[Listings of annotated regions]
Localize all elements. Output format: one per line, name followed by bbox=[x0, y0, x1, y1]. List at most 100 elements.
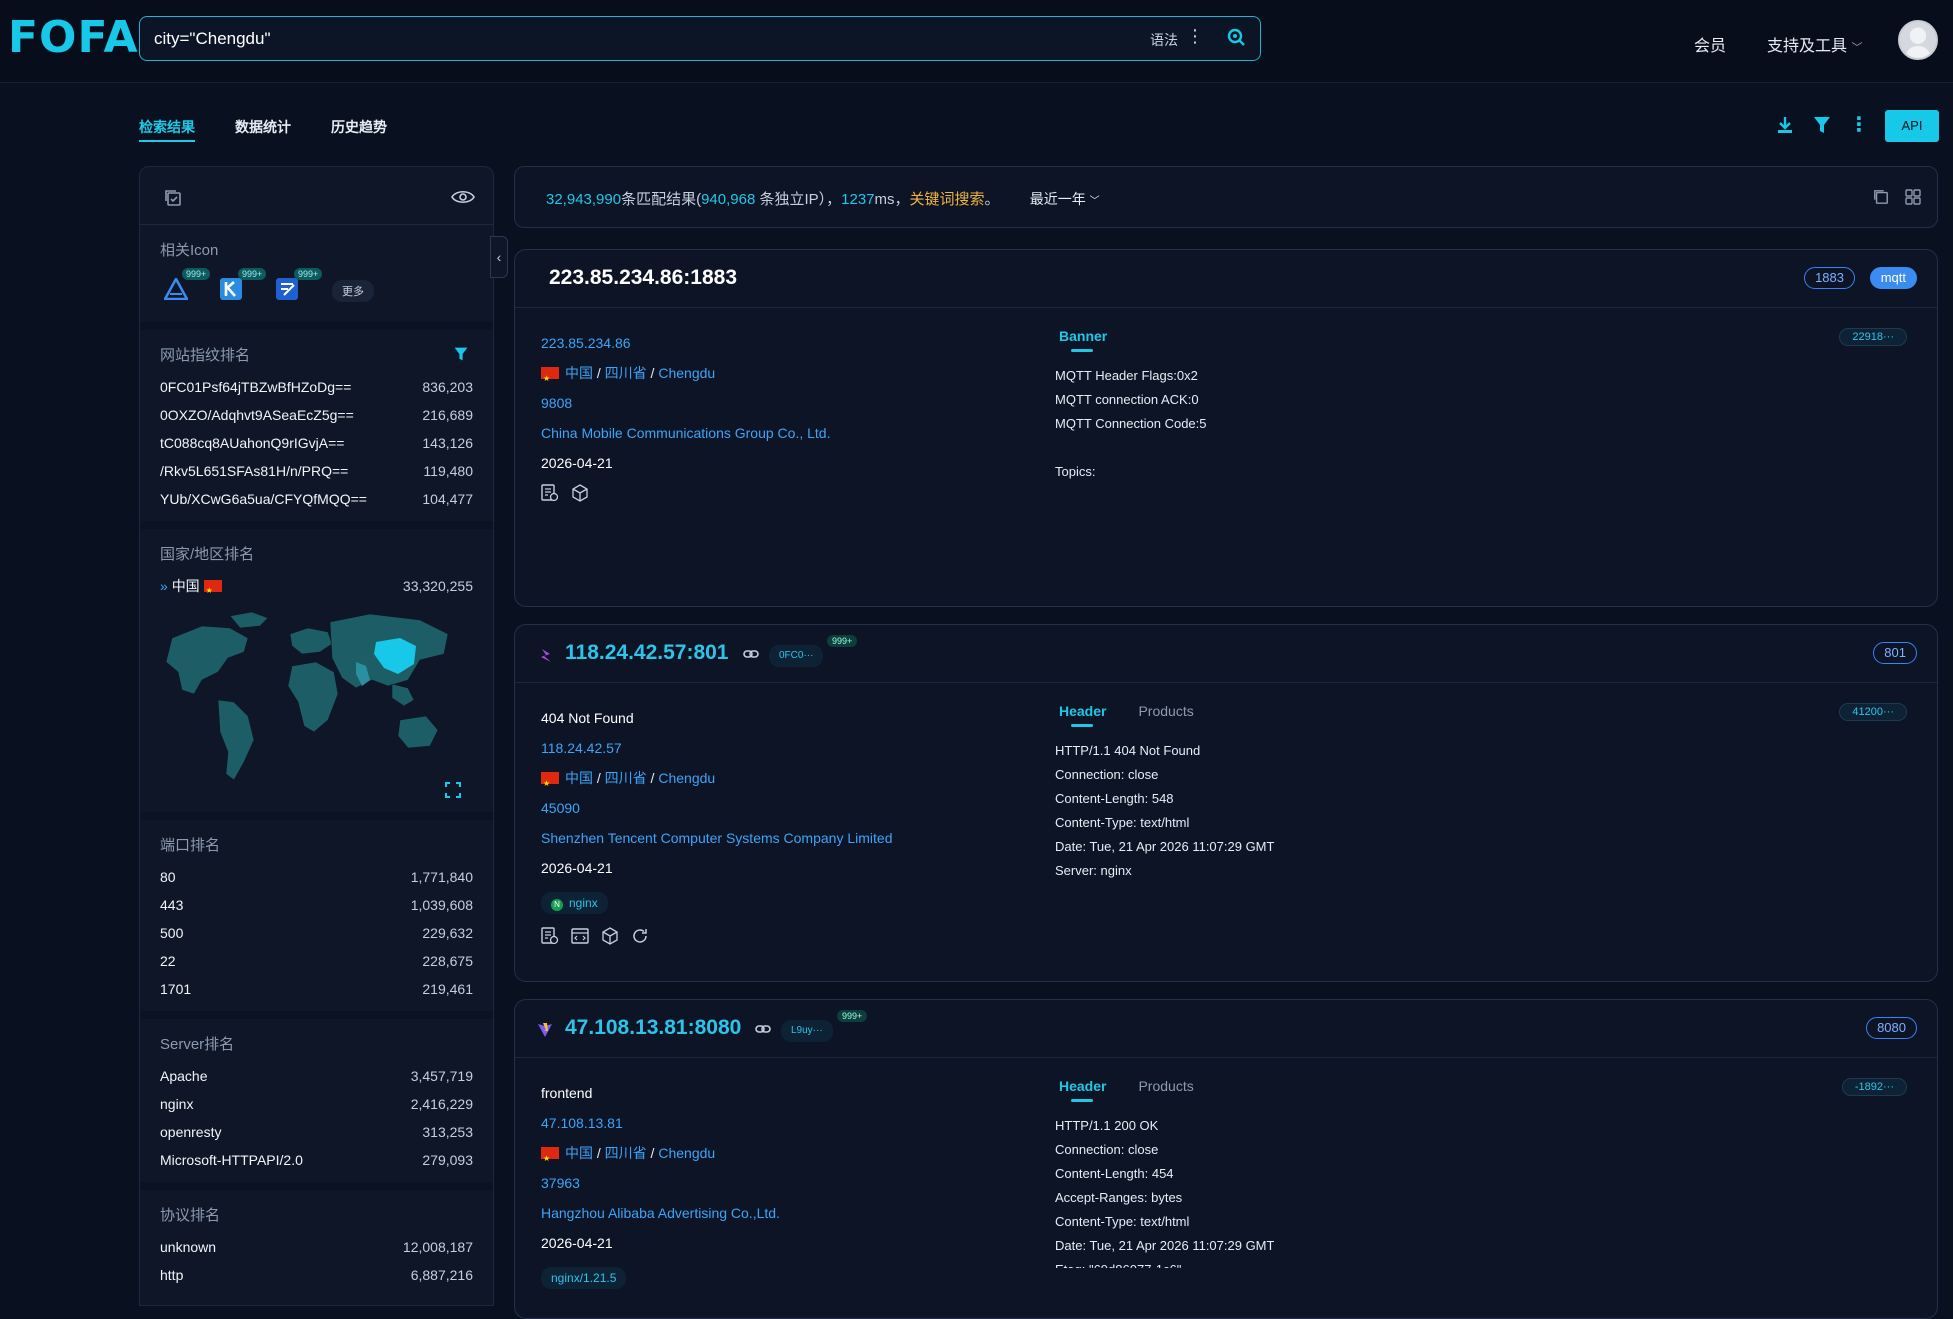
list-item[interactable]: 443 1,039,608 bbox=[160, 891, 473, 919]
list-item[interactable]: 500 229,632 bbox=[160, 919, 473, 947]
list-item[interactable]: Apache 3,457,719 bbox=[160, 1062, 473, 1090]
more-icons-button[interactable]: 更多 bbox=[332, 280, 374, 302]
ip-link[interactable]: 118.24.42.57 bbox=[541, 733, 892, 763]
port-badge[interactable]: 801 bbox=[1873, 642, 1917, 664]
city-link[interactable]: Chengdu bbox=[658, 1145, 715, 1161]
fofa-logo[interactable]: FOFA bbox=[8, 12, 139, 63]
tab-products[interactable]: Products bbox=[1138, 1078, 1193, 1100]
result-title[interactable]: 223.85.234.86:1883 bbox=[549, 266, 737, 290]
banner-content: MQTT Header Flags:0x2 MQTT connection AC… bbox=[1055, 368, 1207, 479]
collapse-sidebar-button[interactable]: ‹ bbox=[490, 236, 508, 278]
country-row[interactable]: » 中国 33,320,255 bbox=[160, 572, 473, 605]
port-badge[interactable]: 8080 bbox=[1866, 1017, 1917, 1039]
list-item[interactable]: 1701 219,461 bbox=[160, 975, 473, 1003]
id-badge[interactable]: 22918··· bbox=[1839, 328, 1907, 346]
ip-link[interactable]: 47.108.13.81 bbox=[541, 1108, 780, 1138]
city-link[interactable]: Chengdu bbox=[658, 770, 715, 786]
country-link[interactable]: 中国 bbox=[565, 365, 593, 381]
fingerprint-chip[interactable]: 0FC0··· bbox=[769, 645, 824, 667]
tab-products[interactable]: Products bbox=[1138, 703, 1193, 725]
world-map[interactable] bbox=[160, 604, 473, 804]
list-item[interactable]: openresty 313,253 bbox=[160, 1118, 473, 1146]
more-options-icon[interactable]: ⋮ bbox=[1186, 26, 1204, 47]
province-link[interactable]: 四川省 bbox=[605, 365, 647, 381]
asn-link[interactable]: 37963 bbox=[541, 1168, 780, 1198]
id-badge[interactable]: 41200··· bbox=[1839, 703, 1907, 721]
country-link[interactable]: 中国 bbox=[565, 770, 593, 786]
list-item[interactable]: nginx 2,416,229 bbox=[160, 1090, 473, 1118]
list-item[interactable]: 80 1,771,840 bbox=[160, 863, 473, 891]
tab-banner[interactable]: Banner bbox=[1059, 328, 1107, 352]
code-icon[interactable] bbox=[571, 927, 589, 945]
product-tag[interactable]: nginx/1.21.5 bbox=[541, 1267, 627, 1289]
province-link[interactable]: 四川省 bbox=[605, 770, 647, 786]
protocol-section-title: 协议排名 bbox=[160, 1207, 221, 1224]
search-box[interactable]: city="Chengdu" 语法 ⋮ bbox=[139, 16, 1261, 61]
copy-icon[interactable] bbox=[1873, 189, 1889, 205]
org-link[interactable]: Shenzhen Tencent Computer Systems Compan… bbox=[541, 823, 892, 853]
org-link[interactable]: China Mobile Communications Group Co., L… bbox=[541, 418, 830, 448]
city-link[interactable]: Chengdu bbox=[658, 365, 715, 381]
list-item[interactable]: 22 228,675 bbox=[160, 947, 473, 975]
copy-icon[interactable] bbox=[164, 189, 182, 207]
result-title[interactable]: 118.24.42.57:801 bbox=[565, 641, 729, 665]
china-flag-icon bbox=[541, 1144, 559, 1174]
ip-link[interactable]: 223.85.234.86 bbox=[541, 328, 830, 358]
link-icon[interactable] bbox=[743, 649, 759, 659]
member-link[interactable]: 会员 bbox=[1694, 32, 1726, 56]
cube-icon[interactable] bbox=[601, 927, 619, 945]
edit-logo-icon bbox=[276, 278, 298, 300]
time-range-select[interactable]: 最近一年 ﹀ bbox=[1030, 191, 1100, 207]
syntax-button[interactable]: 语法 bbox=[1150, 30, 1178, 50]
link-icon[interactable] bbox=[755, 1024, 771, 1034]
related-icon-3[interactable]: 999+ bbox=[276, 268, 323, 304]
toolbar: ⋮ bbox=[1775, 112, 1869, 137]
cert-icon[interactable] bbox=[541, 927, 559, 945]
list-item[interactable]: 0OXZO/Adqhvt9ASeaEcZ5g== 216,689 bbox=[160, 401, 473, 429]
more-icon[interactable]: ⋮ bbox=[1849, 112, 1869, 137]
list-item[interactable]: unknown 12,008,187 bbox=[160, 1233, 473, 1261]
tab-header[interactable]: Header bbox=[1059, 703, 1106, 727]
related-icon-1[interactable]: 999+ bbox=[162, 268, 211, 304]
list-item[interactable]: tC088cq8AUahonQ9rIGvjA== 143,126 bbox=[160, 429, 473, 457]
fingerprint-section-title: 网站指纹排名 bbox=[160, 344, 473, 365]
download-icon[interactable] bbox=[1775, 115, 1795, 135]
org-link[interactable]: Hangzhou Alibaba Advertising Co.,Ltd. bbox=[541, 1198, 780, 1228]
asn-link[interactable]: 45090 bbox=[541, 793, 892, 823]
search-icon[interactable] bbox=[1226, 27, 1246, 47]
tab-statistics[interactable]: 数据统计 bbox=[235, 117, 291, 145]
province-link[interactable]: 四川省 bbox=[605, 1145, 647, 1161]
api-button[interactable]: API bbox=[1885, 110, 1939, 142]
expand-icon[interactable]: » bbox=[160, 578, 168, 594]
port-badge[interactable]: 1883 bbox=[1804, 267, 1855, 289]
avatar[interactable] bbox=[1898, 20, 1938, 60]
result-title[interactable]: 47.108.13.81:8080 bbox=[565, 1016, 741, 1040]
keyword-search-link[interactable]: 关键词搜索 bbox=[910, 191, 985, 208]
search-input[interactable]: city="Chengdu" bbox=[154, 29, 271, 49]
tab-header[interactable]: Header bbox=[1059, 1078, 1106, 1102]
eye-icon[interactable] bbox=[451, 189, 475, 205]
country-link[interactable]: 中国 bbox=[565, 1145, 593, 1161]
fingerprint-chip[interactable]: L9uy··· bbox=[781, 1020, 833, 1042]
list-item[interactable]: http 6,887,216 bbox=[160, 1261, 473, 1289]
list-item[interactable]: 0FC01Psf64jTBZwBfHZoDg== 836,203 bbox=[160, 373, 473, 401]
asn-link[interactable]: 9808 bbox=[541, 388, 830, 418]
protocol-badge[interactable]: mqtt bbox=[1869, 267, 1917, 289]
filter-icon[interactable] bbox=[1813, 115, 1831, 135]
product-tag[interactable]: Nnginx bbox=[541, 892, 608, 914]
cert-icon[interactable] bbox=[541, 484, 559, 502]
cube-icon[interactable] bbox=[571, 484, 589, 502]
list-item[interactable]: YUb/XCwG6a5ua/CFYQfMQQ== 104,477 bbox=[160, 485, 473, 513]
chevron-left-icon: ‹ bbox=[496, 249, 502, 265]
fullscreen-icon[interactable] bbox=[445, 782, 461, 798]
list-item[interactable]: /Rkv5L651SFAs81H/n/PRQ== 119,480 bbox=[160, 457, 473, 485]
refresh-icon[interactable] bbox=[631, 927, 649, 945]
related-icon-2[interactable]: 999+ bbox=[220, 268, 267, 304]
tools-menu-label: 支持及工具 bbox=[1767, 38, 1848, 55]
grid-view-icon[interactable] bbox=[1905, 189, 1921, 205]
tools-menu[interactable]: 支持及工具 ﹀ bbox=[1767, 32, 1862, 56]
id-badge[interactable]: -1892··· bbox=[1841, 1078, 1907, 1096]
tab-history[interactable]: 历史趋势 bbox=[331, 117, 387, 145]
list-item[interactable]: Microsoft-HTTPAPI/2.0 279,093 bbox=[160, 1146, 473, 1174]
filter-icon[interactable] bbox=[453, 346, 469, 362]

What is expected —
Render the lines of every item above as a single numbered list, omitting blank lines. Leave the pictures out of your answer.

Answer in full —
1. Localize all elements. Output format: one per line, name followed by bbox=[x0, y0, x1, y1]. List at most 100 elements.
2. list-item[interactable]: 443 1,039,608 bbox=[160, 891, 473, 919]
3. list-item[interactable]: 500 229,632 bbox=[160, 919, 473, 947]
4. list-item[interactable]: Apache 3,457,719 bbox=[160, 1062, 473, 1090]
5. more-icons-button[interactable]: 更多 bbox=[332, 280, 374, 302]
6. ip-link[interactable]: 118.24.42.57 bbox=[541, 733, 892, 763]
7. port-badge[interactable]: 801 bbox=[1873, 642, 1917, 664]
8. city-link[interactable]: Chengdu bbox=[658, 1145, 715, 1161]
9. fofa-logo[interactable]: FOFA bbox=[8, 12, 139, 63]
10. tab-products[interactable]: Products bbox=[1138, 1078, 1193, 1100]
11. result-title[interactable]: 223.85.234.86:1883 bbox=[549, 266, 737, 290]
12. banner-content: MQTT Header Flags:0x2 MQTT connection AC… bbox=[1055, 368, 1207, 479]
13. collapse-sidebar-button[interactable]: ‹ bbox=[490, 236, 508, 278]
14. country-row[interactable]: » 中国 33,320,255 bbox=[160, 572, 473, 605]
15. port-badge[interactable]: 8080 bbox=[1866, 1017, 1917, 1039]
16. list-item[interactable]: 1701 219,461 bbox=[160, 975, 473, 1003]
17. id-badge[interactable]: 22918··· bbox=[1839, 328, 1907, 346]
18. ip-link[interactable]: 47.108.13.81 bbox=[541, 1108, 780, 1138]
19. city-link[interactable]: Chengdu bbox=[658, 770, 715, 786]
20. country-link[interactable]: 中国 bbox=[565, 365, 593, 381]
21. fingerprint-chip[interactable]: 0FC0··· bbox=[769, 645, 824, 667]
22. tab-products[interactable]: Products bbox=[1138, 703, 1193, 725]
23. world-map[interactable] bbox=[160, 604, 473, 804]
24. list-item[interactable]: openresty 313,253 bbox=[160, 1118, 473, 1146]
25. more-options-icon[interactable]: ⋮ bbox=[1186, 26, 1204, 47]
26. province-link[interactable]: 四川省 bbox=[605, 365, 647, 381]
27. asn-link[interactable]: 37963 bbox=[541, 1168, 780, 1198]
28. id-badge[interactable]: 41200··· bbox=[1839, 703, 1907, 721]
29. country-link[interactable]: 中国 bbox=[565, 770, 593, 786]
30. list-item[interactable]: nginx 2,416,229 bbox=[160, 1090, 473, 1118]
31. list-item[interactable]: 80 1,771,840 bbox=[160, 863, 473, 891]
32. tab-banner[interactable]: Banner bbox=[1059, 328, 1107, 352]
33. code-icon[interactable] bbox=[571, 927, 589, 945]
34. product-tag[interactable]: nginx/1.21.5 bbox=[541, 1267, 627, 1289]
35. province-link[interactable]: 四川省 bbox=[605, 770, 647, 786]
36. protocol-section-title: 协议排名 bbox=[160, 1207, 221, 1224]
37. search-box[interactable]: city="Chengdu" 语法 ⋮ bbox=[139, 16, 1261, 61]
38. copy-icon[interactable] bbox=[1873, 189, 1889, 205]
39. org-link[interactable]: Shenzhen Tencent Computer Systems Compan… bbox=[541, 823, 892, 853]
40. org-link[interactable]: China Mobile Communications Group Co., L… bbox=[541, 418, 830, 448]
41. city-link[interactable]: Chengdu bbox=[658, 365, 715, 381]
42. list-item[interactable]: 22 228,675 bbox=[160, 947, 473, 975]
43. copy-icon[interactable] bbox=[164, 189, 182, 207]
44. result-title[interactable]: 118.24.42.57:801 bbox=[565, 641, 729, 665]
45. china-flag-icon bbox=[541, 1144, 559, 1174]
46. ip-link[interactable]: 223.85.234.86 bbox=[541, 328, 830, 358]
47. link-icon[interactable] bbox=[743, 649, 759, 659]
48. member-link[interactable]: 会员 bbox=[1694, 32, 1726, 56]
49. cube-icon[interactable] bbox=[601, 927, 619, 945]
50. edit-logo-icon bbox=[276, 278, 298, 300]
51. time-range-select[interactable]: 最近一年 ﹀ bbox=[1030, 191, 1100, 207]
52. syntax-button[interactable]: 语法 bbox=[1150, 30, 1178, 50]
53. link-icon[interactable] bbox=[755, 1024, 771, 1034]
54. related-icon-3[interactable]: 999+ bbox=[276, 268, 323, 304]
55. toolbar: ⋮ bbox=[1775, 112, 1869, 137]
56. cert-icon[interactable] bbox=[541, 927, 559, 945]
57. list-item[interactable]: 0OXZO/Adqhvt9ASeaEcZ5g== 216,689 bbox=[160, 401, 473, 429]
58. more-icon[interactable]: ⋮ bbox=[1849, 112, 1869, 137]
59. list-item[interactable]: unknown 12,008,187 bbox=[160, 1233, 473, 1261]
60. tab-header[interactable]: Header bbox=[1059, 703, 1106, 727]
61. related-icon-1[interactable]: 999+ bbox=[162, 268, 211, 304]
62. list-item[interactable]: tC088cq8AUahonQ9rIGvjA== 143,126 bbox=[160, 429, 473, 457]
63. fingerprint-section-title: 网站指纹排名 bbox=[160, 344, 473, 365]
64. download-icon[interactable] bbox=[1775, 115, 1795, 135]
65. org-link[interactable]: Hangzhou Alibaba Advertising Co.,Ltd. bbox=[541, 1198, 780, 1228]
66. asn-link[interactable]: 45090 bbox=[541, 793, 892, 823]
67. search-icon[interactable] bbox=[1226, 27, 1246, 47]
68. tab-statistics[interactable]: 数据统计 bbox=[235, 117, 291, 145]
69. province-link[interactable]: 四川省 bbox=[605, 1145, 647, 1161]
70. api-button[interactable]: API bbox=[1885, 110, 1939, 142]
71. expand-icon[interactable]: » bbox=[160, 578, 168, 594]
72. port-badge[interactable]: 1883 bbox=[1804, 267, 1855, 289]
73. avatar[interactable] bbox=[1898, 20, 1938, 60]
74. result-title[interactable]: 47.108.13.81:8080 bbox=[565, 1016, 741, 1040]
75. keyword-search-link[interactable]: 关键词搜索 bbox=[910, 191, 985, 208]
76. search-input[interactable]: city="Chengdu" bbox=[154, 29, 271, 49]
77. tab-header[interactable]: Header bbox=[1059, 1078, 1106, 1102]
78. eye-icon[interactable] bbox=[451, 189, 475, 205]
79. country-link[interactable]: 中国 bbox=[565, 1145, 593, 1161]
80. fingerprint-chip[interactable]: L9uy··· bbox=[781, 1020, 833, 1042]
81. list-item[interactable]: http 6,887,216 bbox=[160, 1261, 473, 1289]
82. list-item[interactable]: 0FC01Psf64jTBZwBfHZoDg== 836,203 bbox=[160, 373, 473, 401]
83. asn-link[interactable]: 9808 bbox=[541, 388, 830, 418]
84. protocol-badge[interactable]: mqtt bbox=[1869, 267, 1917, 289]
85. filter-icon[interactable] bbox=[1813, 115, 1831, 135]
86. product-tag[interactable]: Nnginx bbox=[541, 892, 608, 914]
87. cert-icon[interactable] bbox=[541, 484, 559, 502]
88. cube-icon[interactable] bbox=[571, 484, 589, 502]
89. list-item[interactable]: YUb/XCwG6a5ua/CFYQfMQQ== 104,477 bbox=[160, 485, 473, 513]
90. chevron-left-icon: ‹ bbox=[496, 249, 502, 265]
91. fullscreen-icon[interactable] bbox=[445, 782, 461, 798]
92. list-item[interactable]: /Rkv5L651SFAs81H/n/PRQ== 119,480 bbox=[160, 457, 473, 485]
93. refresh-icon[interactable] bbox=[631, 927, 649, 945]
94. related-icon-2[interactable]: 999+ bbox=[220, 268, 267, 304]
95. tools-menu-label: 支持及工具 bbox=[1767, 38, 1848, 55]
96. grid-view-icon[interactable] bbox=[1905, 189, 1921, 205]
97. tools-menu[interactable]: 支持及工具 ﹀ bbox=[1767, 32, 1862, 56]
98. id-badge[interactable]: -1892··· bbox=[1841, 1078, 1907, 1096]
99. tab-history[interactable]: 历史趋势 bbox=[331, 117, 387, 145]
100. list-item[interactable]: Microsoft-HTTPAPI/2.0 279,093 bbox=[160, 1146, 473, 1174]
101. filter-icon[interactable] bbox=[453, 346, 469, 362]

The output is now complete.